Exercise instructions – Among the entries, which lines carry the string "ylabel"? Copy each of them.

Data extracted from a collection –
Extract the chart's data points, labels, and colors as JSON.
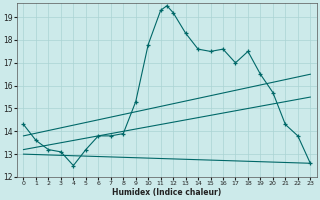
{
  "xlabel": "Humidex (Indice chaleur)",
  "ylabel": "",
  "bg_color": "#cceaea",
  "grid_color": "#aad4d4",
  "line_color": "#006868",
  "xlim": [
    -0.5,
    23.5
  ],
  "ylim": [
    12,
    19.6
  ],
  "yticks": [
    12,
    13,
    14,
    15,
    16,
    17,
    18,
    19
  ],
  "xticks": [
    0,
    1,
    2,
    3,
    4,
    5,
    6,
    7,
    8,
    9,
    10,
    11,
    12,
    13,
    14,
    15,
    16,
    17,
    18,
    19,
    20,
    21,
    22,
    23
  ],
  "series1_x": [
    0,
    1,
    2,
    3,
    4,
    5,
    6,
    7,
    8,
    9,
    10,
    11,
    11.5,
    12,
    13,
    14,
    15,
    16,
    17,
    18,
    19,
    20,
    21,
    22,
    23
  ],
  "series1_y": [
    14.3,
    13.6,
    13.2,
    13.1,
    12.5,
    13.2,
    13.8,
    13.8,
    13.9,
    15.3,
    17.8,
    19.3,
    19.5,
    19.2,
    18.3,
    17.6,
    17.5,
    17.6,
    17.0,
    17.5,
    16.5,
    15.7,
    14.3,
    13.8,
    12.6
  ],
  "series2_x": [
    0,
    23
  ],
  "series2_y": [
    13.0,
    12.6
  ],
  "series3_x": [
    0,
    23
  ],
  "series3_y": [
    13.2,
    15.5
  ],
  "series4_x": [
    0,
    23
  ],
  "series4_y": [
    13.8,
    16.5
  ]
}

* * *

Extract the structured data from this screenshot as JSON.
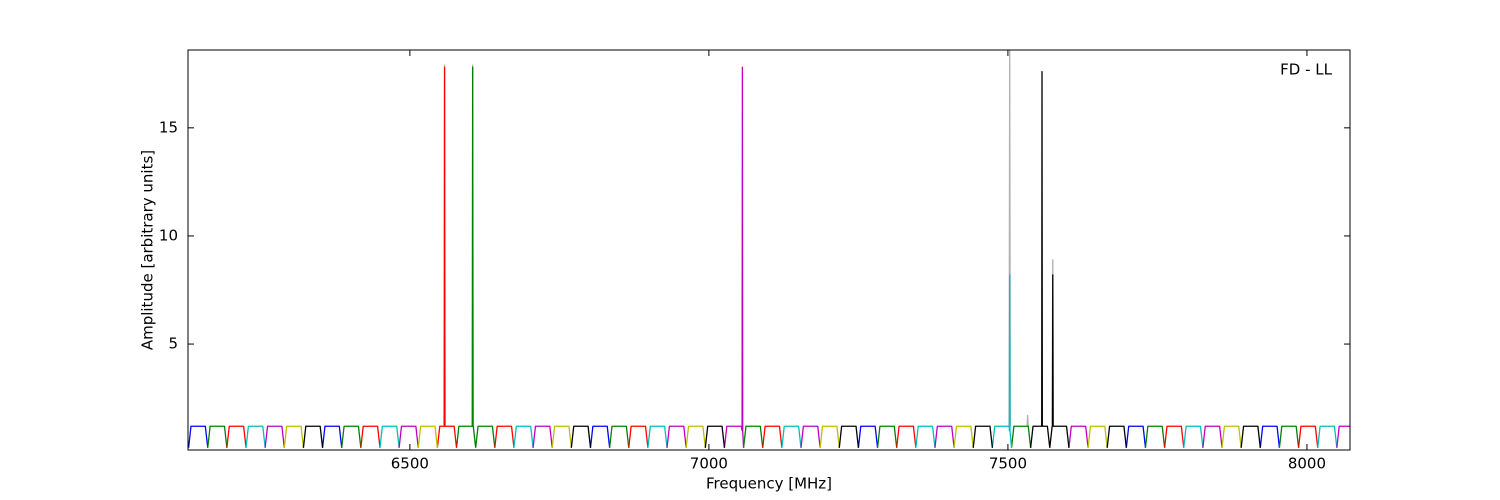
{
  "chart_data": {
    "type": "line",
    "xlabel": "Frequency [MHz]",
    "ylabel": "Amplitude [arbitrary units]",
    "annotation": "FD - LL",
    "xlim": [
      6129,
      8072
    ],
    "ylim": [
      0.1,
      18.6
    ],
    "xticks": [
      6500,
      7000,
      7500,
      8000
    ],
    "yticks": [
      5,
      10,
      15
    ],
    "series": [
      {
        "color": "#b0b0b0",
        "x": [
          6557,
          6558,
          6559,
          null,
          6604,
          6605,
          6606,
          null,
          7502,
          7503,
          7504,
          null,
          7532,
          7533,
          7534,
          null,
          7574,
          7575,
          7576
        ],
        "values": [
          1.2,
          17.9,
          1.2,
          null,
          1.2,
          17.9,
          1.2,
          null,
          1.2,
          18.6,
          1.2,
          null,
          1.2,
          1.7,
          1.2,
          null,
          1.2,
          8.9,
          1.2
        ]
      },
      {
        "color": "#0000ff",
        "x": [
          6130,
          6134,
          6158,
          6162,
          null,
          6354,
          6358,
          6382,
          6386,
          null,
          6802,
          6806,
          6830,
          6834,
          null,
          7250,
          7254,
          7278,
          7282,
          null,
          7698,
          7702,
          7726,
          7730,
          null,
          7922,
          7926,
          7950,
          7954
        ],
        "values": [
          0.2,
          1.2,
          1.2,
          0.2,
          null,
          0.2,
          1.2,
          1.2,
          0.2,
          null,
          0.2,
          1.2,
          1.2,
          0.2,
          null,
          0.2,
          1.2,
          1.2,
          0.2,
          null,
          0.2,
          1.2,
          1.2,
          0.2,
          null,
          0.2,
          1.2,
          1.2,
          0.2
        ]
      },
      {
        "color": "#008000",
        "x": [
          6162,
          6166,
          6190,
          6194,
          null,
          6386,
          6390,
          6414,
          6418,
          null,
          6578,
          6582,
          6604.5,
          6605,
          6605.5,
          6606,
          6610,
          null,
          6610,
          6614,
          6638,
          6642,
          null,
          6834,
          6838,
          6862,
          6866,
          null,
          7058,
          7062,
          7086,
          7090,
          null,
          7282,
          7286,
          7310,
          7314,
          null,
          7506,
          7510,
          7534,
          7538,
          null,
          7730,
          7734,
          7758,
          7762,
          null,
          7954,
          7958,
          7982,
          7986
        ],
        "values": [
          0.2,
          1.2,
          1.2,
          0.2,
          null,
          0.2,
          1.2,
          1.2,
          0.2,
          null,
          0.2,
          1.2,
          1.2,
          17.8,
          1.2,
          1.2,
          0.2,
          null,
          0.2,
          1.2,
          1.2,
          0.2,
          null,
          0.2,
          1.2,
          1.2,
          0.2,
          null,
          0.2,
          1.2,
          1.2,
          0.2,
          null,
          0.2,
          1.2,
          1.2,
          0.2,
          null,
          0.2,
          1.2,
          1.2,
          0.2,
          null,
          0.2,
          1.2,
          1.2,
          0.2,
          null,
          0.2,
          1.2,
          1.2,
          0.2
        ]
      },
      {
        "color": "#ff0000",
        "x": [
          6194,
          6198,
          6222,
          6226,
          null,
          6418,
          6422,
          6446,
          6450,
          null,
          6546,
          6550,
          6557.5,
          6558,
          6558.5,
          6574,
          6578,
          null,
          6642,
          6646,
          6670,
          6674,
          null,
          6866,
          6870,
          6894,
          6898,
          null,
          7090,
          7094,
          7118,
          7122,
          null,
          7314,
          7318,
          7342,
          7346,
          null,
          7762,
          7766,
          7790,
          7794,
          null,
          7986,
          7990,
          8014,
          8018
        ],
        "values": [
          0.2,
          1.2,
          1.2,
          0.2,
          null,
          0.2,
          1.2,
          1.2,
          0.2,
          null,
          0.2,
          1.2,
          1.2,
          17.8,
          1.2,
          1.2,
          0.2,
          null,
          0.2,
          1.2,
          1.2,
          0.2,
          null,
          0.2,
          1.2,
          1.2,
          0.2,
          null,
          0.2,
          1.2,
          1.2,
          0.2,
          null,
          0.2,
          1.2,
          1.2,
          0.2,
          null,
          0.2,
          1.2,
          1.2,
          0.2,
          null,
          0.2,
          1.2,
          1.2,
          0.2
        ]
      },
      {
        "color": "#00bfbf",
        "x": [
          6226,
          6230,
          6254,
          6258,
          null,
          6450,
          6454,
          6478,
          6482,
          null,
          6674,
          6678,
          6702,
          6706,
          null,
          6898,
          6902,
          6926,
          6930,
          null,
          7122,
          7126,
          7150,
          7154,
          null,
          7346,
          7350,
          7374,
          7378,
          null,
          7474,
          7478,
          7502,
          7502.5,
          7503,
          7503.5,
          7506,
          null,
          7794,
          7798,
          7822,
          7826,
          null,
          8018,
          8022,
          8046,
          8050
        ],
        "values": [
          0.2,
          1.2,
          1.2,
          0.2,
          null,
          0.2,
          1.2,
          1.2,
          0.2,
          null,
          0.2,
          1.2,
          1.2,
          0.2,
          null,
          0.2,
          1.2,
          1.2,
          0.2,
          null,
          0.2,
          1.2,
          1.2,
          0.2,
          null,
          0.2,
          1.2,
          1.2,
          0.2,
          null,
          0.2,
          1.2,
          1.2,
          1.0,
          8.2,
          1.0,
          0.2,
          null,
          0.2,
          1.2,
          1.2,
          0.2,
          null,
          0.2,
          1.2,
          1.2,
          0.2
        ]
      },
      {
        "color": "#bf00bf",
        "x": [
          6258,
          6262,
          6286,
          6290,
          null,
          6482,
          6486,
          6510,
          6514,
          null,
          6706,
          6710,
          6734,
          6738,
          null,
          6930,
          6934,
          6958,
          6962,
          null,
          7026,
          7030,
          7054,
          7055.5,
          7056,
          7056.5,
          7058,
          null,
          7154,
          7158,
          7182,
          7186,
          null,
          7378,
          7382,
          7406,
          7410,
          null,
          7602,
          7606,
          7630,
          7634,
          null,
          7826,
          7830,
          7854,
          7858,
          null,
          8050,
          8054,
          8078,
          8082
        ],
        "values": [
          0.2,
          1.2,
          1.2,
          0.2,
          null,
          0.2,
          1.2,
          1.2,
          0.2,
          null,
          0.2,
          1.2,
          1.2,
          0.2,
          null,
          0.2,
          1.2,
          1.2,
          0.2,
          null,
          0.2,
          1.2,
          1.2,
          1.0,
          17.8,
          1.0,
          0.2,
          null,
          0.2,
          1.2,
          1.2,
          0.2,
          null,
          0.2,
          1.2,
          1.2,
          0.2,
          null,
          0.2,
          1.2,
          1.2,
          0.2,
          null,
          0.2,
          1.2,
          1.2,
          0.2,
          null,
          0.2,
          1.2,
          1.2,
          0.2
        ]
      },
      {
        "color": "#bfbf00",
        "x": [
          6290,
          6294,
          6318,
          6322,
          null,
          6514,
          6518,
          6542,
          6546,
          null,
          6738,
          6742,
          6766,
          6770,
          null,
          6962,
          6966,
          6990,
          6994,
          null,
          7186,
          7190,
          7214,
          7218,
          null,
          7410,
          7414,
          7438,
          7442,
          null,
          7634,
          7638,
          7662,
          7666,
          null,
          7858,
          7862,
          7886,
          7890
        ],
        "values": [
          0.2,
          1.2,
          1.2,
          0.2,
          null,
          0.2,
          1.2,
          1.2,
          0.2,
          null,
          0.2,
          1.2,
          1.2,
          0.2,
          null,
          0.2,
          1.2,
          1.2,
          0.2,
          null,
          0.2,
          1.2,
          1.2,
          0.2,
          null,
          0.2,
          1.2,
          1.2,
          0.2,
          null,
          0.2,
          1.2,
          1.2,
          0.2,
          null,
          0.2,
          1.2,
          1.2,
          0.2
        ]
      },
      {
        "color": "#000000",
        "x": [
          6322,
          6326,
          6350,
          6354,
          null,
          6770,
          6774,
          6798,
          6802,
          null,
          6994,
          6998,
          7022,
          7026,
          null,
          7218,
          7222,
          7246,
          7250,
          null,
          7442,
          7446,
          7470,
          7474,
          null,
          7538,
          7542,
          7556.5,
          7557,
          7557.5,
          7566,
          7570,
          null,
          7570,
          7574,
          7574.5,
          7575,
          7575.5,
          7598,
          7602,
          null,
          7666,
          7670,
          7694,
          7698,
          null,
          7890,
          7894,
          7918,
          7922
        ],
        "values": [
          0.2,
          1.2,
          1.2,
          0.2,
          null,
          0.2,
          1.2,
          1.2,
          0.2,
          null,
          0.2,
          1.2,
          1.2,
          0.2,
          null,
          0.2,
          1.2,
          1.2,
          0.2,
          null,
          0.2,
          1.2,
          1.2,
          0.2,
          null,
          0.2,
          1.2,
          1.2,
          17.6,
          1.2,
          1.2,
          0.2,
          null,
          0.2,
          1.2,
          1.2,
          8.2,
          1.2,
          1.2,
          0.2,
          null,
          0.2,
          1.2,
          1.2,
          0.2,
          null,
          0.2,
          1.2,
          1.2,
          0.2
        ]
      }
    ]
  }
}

The completed task –
  "ylabel": "",
    "ylabel": "Amplitude [arbitrary units]",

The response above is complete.